#### DATA SECTION:
---+---

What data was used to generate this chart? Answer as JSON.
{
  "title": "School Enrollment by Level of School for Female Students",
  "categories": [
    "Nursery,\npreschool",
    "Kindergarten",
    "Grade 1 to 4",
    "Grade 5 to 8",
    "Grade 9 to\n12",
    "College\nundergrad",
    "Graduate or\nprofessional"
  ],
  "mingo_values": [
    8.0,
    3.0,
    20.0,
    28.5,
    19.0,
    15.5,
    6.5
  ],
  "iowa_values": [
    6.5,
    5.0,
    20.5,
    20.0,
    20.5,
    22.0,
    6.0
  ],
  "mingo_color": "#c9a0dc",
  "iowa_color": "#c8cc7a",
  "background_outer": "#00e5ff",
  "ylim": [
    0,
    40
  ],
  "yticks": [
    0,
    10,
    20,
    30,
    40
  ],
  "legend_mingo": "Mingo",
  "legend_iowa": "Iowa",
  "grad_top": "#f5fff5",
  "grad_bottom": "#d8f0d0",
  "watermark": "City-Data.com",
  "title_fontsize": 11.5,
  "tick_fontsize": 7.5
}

---+---

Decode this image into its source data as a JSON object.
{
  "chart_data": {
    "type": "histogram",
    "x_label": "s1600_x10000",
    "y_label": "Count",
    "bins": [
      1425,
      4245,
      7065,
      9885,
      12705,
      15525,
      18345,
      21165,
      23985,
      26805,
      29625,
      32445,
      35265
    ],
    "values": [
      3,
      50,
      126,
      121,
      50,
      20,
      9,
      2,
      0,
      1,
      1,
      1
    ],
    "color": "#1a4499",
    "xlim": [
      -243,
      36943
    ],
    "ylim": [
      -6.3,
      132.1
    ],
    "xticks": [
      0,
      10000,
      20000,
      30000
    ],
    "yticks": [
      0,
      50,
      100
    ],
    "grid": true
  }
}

---+---

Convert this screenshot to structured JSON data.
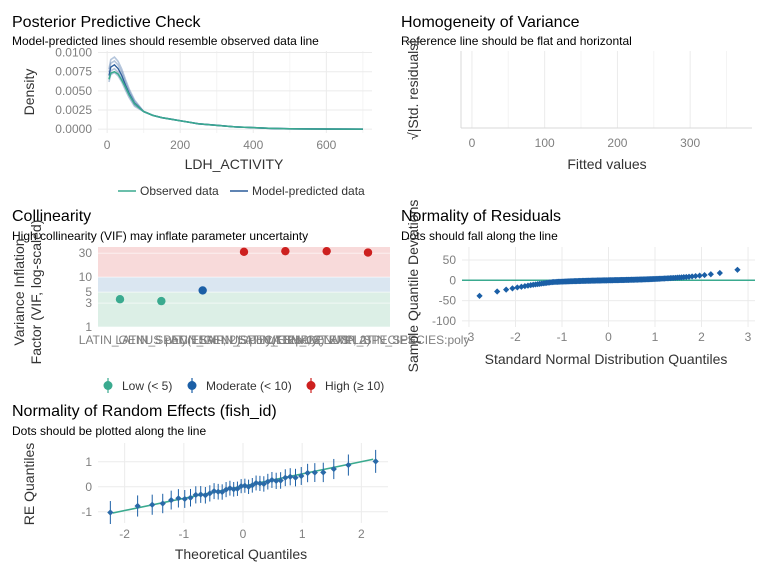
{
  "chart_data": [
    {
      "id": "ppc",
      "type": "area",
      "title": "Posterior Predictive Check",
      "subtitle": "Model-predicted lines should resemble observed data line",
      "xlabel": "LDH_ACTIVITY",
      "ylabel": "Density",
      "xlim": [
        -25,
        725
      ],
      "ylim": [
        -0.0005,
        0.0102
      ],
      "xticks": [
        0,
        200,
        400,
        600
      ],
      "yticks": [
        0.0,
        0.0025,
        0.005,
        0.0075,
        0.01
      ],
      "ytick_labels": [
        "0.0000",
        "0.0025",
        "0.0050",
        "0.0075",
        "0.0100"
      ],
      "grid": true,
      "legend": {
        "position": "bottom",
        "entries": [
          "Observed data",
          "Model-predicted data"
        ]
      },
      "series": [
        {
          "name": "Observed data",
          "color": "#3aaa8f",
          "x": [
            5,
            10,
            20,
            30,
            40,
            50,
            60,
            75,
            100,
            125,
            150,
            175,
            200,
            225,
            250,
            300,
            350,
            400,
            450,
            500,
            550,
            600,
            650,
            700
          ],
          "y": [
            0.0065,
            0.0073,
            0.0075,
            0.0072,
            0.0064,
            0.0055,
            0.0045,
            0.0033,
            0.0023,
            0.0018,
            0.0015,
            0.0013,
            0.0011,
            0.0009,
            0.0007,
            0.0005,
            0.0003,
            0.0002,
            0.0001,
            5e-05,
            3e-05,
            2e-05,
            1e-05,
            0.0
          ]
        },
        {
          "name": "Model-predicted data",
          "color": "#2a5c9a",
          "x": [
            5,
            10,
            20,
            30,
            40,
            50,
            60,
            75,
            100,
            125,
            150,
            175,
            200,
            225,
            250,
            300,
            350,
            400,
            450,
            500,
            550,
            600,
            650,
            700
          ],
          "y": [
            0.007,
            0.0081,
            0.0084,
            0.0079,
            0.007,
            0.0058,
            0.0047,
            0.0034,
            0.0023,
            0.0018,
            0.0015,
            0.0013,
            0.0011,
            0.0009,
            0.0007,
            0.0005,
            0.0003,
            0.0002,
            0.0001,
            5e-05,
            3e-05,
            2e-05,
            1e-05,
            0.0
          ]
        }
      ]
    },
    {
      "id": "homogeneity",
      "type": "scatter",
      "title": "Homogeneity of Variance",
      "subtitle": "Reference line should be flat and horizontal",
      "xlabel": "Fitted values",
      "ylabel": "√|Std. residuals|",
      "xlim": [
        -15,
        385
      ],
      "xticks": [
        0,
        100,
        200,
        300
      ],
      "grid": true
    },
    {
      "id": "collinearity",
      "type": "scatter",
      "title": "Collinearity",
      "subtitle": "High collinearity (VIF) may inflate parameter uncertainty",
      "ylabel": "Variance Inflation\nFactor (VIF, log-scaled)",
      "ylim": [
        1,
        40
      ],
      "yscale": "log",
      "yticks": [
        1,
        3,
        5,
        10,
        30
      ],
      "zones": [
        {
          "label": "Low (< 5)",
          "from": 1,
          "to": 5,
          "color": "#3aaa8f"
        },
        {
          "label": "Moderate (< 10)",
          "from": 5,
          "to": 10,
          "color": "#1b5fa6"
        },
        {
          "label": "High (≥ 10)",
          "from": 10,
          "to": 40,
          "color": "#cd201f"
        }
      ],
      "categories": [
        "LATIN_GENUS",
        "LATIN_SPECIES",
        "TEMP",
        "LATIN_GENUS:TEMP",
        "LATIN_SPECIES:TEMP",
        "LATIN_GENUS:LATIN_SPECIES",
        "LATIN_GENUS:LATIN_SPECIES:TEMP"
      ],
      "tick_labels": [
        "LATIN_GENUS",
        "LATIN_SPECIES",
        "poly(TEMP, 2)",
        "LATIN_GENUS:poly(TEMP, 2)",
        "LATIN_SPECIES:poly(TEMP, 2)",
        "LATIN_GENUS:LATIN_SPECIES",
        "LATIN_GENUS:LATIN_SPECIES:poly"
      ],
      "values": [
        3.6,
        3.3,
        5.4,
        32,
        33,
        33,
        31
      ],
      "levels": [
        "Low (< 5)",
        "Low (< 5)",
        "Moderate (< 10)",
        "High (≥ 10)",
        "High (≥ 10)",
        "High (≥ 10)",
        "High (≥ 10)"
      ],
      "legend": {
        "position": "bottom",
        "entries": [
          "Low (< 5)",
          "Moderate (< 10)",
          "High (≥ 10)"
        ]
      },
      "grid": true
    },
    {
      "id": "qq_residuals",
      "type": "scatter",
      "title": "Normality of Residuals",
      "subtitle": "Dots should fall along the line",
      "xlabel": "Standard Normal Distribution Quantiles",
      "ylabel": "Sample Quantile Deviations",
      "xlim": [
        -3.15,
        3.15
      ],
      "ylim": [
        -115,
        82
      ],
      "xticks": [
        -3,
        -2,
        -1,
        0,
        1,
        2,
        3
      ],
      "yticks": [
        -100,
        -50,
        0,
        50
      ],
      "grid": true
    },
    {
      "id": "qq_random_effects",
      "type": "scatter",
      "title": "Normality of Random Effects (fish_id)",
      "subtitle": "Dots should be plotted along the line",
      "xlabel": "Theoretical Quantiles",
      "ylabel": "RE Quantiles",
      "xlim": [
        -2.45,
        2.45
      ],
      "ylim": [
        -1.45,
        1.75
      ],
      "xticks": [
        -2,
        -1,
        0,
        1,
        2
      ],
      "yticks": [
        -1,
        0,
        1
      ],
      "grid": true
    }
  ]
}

---+---

#### WHAT YOU HAVE TO DO:
Find the word "name" in the records and pull out each line that has it.

#### FULL SOLUTION:
          "name": "Observed data",
          "name": "Model-predicted data",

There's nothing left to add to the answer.